• **WHAT IS BEING ASKED**
Read the listing below and copy out every line that holds "this".

Dataset items
____________
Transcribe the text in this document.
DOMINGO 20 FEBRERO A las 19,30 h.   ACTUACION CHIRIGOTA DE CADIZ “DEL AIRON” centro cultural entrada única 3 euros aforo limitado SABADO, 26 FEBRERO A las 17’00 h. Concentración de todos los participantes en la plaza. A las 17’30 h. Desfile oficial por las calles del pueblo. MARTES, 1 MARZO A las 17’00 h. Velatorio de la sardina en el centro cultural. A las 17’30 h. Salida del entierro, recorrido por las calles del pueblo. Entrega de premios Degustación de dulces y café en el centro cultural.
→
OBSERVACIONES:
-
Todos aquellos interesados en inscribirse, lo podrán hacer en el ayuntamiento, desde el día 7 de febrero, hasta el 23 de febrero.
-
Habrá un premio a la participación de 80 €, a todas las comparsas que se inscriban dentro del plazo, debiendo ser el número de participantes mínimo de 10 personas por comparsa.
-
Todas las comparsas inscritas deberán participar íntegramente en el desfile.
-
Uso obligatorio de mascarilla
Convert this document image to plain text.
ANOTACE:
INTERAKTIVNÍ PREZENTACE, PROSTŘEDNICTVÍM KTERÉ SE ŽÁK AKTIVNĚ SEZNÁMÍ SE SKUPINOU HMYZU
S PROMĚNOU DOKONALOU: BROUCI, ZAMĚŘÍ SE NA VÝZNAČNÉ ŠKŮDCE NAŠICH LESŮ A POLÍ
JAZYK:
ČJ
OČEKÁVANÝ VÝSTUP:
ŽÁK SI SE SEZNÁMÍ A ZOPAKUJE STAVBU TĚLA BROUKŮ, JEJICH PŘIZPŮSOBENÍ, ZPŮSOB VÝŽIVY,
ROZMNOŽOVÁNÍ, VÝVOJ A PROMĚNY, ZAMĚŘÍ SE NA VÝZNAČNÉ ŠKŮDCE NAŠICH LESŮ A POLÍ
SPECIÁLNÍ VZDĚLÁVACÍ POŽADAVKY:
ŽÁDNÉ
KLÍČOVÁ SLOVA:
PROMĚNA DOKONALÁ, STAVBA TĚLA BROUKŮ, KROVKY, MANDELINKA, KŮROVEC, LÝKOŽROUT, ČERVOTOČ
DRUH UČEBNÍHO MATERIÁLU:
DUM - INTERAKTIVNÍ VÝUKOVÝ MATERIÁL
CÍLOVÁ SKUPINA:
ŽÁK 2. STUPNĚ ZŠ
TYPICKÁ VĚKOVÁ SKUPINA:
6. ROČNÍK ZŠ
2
____________
• **THE COMPLETED TASK**
Transcribe the text in this document.
Convert this document image to plain text.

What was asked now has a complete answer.